RECORDS SHOWN
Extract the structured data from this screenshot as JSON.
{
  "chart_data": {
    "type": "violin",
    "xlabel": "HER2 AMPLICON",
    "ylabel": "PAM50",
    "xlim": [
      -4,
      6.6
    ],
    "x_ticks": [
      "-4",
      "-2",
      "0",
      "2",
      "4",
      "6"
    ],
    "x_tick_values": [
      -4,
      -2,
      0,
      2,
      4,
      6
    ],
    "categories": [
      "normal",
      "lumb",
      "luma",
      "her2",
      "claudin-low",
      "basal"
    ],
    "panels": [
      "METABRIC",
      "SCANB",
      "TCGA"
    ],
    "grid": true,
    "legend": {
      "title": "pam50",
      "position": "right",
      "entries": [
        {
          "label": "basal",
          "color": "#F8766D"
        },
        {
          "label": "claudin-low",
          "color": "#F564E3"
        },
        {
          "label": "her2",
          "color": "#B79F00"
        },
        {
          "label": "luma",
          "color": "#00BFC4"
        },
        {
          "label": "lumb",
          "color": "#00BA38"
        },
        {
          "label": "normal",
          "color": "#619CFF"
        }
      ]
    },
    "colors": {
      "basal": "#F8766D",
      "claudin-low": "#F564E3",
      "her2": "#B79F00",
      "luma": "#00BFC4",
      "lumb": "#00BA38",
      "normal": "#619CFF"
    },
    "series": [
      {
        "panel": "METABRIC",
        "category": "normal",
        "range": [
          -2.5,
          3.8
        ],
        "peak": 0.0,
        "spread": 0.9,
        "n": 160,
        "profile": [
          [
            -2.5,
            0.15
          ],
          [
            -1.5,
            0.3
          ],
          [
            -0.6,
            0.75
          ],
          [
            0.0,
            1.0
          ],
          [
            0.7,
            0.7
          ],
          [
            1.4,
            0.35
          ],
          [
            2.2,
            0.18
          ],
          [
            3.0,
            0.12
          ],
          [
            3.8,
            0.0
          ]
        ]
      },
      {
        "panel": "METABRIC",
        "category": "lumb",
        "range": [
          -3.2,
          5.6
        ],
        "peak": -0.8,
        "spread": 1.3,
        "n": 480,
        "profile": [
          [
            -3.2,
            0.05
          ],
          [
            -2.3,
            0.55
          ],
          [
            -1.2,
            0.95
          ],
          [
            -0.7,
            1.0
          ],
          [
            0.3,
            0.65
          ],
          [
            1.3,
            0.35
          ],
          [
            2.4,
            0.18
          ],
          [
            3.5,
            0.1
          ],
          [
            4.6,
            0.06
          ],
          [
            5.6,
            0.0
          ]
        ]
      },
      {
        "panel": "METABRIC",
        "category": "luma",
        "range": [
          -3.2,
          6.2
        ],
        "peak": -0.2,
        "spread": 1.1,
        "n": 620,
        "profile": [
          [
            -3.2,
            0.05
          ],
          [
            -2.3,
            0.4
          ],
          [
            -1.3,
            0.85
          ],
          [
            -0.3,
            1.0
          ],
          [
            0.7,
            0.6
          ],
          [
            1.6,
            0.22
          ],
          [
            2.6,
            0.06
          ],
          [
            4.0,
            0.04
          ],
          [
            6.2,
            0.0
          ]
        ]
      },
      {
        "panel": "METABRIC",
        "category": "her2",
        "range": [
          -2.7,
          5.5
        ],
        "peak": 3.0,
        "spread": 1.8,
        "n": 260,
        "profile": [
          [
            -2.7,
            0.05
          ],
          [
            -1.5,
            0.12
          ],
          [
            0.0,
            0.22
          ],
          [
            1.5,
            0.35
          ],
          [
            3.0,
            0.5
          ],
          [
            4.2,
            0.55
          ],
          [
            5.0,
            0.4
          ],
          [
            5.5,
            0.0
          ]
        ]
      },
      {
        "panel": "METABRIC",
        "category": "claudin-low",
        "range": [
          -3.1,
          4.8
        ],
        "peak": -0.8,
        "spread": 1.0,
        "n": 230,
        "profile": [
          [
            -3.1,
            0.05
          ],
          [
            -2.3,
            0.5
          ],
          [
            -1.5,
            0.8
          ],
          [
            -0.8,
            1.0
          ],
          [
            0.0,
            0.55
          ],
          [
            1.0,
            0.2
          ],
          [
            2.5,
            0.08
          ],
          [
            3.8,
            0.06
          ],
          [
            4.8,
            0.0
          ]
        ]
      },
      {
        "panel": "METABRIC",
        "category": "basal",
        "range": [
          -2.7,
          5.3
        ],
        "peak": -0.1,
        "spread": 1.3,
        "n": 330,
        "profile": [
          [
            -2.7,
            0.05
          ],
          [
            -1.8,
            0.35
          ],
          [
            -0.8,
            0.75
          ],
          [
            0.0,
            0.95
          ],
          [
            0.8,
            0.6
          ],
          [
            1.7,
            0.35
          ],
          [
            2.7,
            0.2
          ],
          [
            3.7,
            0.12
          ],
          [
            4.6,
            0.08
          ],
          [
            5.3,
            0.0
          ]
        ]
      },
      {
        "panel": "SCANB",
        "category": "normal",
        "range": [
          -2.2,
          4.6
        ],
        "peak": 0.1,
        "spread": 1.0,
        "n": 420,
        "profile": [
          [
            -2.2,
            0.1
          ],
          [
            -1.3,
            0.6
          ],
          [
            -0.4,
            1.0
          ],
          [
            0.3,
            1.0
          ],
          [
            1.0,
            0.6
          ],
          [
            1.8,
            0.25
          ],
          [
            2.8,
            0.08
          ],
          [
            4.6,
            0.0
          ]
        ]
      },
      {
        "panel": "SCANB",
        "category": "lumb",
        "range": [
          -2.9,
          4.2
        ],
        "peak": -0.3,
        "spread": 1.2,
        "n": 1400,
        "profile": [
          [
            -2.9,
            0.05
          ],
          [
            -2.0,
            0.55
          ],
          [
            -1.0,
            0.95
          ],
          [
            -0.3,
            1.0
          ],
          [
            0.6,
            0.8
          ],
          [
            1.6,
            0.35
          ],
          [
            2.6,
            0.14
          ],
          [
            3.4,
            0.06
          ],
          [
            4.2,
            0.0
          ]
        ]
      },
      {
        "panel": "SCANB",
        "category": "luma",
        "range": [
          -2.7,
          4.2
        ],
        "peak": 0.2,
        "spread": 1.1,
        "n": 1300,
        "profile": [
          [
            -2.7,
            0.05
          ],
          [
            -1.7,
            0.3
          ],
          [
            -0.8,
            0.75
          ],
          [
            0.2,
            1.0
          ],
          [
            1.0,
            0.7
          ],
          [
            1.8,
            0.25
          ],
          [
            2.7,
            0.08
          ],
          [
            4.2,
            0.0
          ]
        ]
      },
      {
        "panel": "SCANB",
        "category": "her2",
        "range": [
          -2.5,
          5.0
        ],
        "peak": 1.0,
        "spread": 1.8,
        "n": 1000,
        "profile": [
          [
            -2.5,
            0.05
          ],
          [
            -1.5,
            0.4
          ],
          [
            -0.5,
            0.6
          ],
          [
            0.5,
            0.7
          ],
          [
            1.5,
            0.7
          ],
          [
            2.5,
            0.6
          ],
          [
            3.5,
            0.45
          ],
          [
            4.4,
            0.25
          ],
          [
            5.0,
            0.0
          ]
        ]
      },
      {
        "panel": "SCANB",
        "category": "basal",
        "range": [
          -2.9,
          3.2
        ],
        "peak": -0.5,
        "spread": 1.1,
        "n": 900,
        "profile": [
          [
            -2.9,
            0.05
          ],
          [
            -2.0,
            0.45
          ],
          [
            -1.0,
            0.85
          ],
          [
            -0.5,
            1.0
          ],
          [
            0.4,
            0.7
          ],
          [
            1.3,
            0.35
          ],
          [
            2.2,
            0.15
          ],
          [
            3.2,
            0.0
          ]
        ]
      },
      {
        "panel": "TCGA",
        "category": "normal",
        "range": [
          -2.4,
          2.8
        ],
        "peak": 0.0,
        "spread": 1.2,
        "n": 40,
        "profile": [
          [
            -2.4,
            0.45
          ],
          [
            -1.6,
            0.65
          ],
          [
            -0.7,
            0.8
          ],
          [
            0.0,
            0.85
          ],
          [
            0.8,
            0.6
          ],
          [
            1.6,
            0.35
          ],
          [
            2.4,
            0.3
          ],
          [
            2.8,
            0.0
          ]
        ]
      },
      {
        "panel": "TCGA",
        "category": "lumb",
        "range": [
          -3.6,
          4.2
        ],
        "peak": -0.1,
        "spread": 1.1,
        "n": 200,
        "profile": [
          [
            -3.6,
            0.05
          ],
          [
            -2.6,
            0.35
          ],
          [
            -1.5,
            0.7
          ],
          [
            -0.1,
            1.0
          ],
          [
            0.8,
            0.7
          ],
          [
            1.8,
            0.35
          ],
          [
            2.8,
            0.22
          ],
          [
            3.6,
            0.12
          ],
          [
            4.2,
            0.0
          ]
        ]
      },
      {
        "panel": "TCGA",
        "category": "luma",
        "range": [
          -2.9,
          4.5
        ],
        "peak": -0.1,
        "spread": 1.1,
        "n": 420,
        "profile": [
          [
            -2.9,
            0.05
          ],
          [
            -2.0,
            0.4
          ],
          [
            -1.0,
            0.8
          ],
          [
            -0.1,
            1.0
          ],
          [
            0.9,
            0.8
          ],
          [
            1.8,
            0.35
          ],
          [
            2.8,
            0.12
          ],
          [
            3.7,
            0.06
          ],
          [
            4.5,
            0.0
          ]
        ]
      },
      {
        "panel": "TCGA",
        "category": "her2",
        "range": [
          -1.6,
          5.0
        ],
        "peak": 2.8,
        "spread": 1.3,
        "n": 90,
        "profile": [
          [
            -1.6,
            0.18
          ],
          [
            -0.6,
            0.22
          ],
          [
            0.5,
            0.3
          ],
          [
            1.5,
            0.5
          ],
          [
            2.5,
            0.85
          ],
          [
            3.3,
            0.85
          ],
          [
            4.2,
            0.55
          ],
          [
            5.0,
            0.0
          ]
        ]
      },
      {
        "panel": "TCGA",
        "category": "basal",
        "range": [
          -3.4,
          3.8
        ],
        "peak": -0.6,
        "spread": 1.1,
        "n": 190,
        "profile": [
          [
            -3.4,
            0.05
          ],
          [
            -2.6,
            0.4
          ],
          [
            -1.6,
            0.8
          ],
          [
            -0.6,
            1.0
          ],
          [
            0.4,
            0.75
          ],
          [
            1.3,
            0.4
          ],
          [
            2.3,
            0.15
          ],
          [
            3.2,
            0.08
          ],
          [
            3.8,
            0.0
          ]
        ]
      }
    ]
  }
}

REQUIREMENTS
How many of the listing's lines contain "claudin"? Respond with a single number and nothing else.

THE RESPONSE
4